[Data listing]
# # # # # # #

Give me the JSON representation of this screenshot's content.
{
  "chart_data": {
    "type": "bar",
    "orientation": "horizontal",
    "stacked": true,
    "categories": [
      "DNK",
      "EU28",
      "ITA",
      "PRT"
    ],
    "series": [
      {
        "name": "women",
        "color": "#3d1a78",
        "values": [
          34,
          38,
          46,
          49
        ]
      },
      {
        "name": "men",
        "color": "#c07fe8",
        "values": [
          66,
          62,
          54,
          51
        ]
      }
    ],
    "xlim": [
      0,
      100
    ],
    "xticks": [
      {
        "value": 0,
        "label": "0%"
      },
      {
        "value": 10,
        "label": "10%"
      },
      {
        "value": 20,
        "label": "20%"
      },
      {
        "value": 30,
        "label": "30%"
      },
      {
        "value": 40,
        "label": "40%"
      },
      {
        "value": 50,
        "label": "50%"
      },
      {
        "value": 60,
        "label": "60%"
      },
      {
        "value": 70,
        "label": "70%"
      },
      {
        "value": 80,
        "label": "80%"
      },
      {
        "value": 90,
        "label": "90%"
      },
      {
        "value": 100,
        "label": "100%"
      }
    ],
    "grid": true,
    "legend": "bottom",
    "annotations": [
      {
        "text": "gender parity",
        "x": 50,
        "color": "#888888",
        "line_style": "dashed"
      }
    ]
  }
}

# # # # # # #

Problem to solve >> The full set of records should be duplicated exactly.

Written reply >>
Give me the JSON representation of this screenshot's content.
{
  "chart_data": {
    "type": "bar",
    "orientation": "horizontal",
    "stacked": true,
    "categories": [
      "DNK",
      "EU28",
      "ITA",
      "PRT"
    ],
    "series": [
      {
        "name": "women",
        "color": "#3d1a78",
        "values": [
          34,
          38,
          46,
          49
        ]
      },
      {
        "name": "men",
        "color": "#c07fe8",
        "values": [
          66,
          62,
          54,
          51
        ]
      }
    ],
    "xlim": [
      0,
      100
    ],
    "xticks": [
      {
        "value": 0,
        "label": "0%"
      },
      {
        "value": 10,
        "label": "10%"
      },
      {
        "value": 20,
        "label": "20%"
      },
      {
        "value": 30,
        "label": "30%"
      },
      {
        "value": 40,
        "label": "40%"
      },
      {
        "value": 50,
        "label": "50%"
      },
      {
        "value": 60,
        "label": "60%"
      },
      {
        "value": 70,
        "label": "70%"
      },
      {
        "value": 80,
        "label": "80%"
      },
      {
        "value": 90,
        "label": "90%"
      },
      {
        "value": 100,
        "label": "100%"
      }
    ],
    "grid": true,
    "legend": "bottom",
    "annotations": [
      {
        "text": "gender parity",
        "x": 50,
        "color": "#888888",
        "line_style": "dashed"
      }
    ]
  }
}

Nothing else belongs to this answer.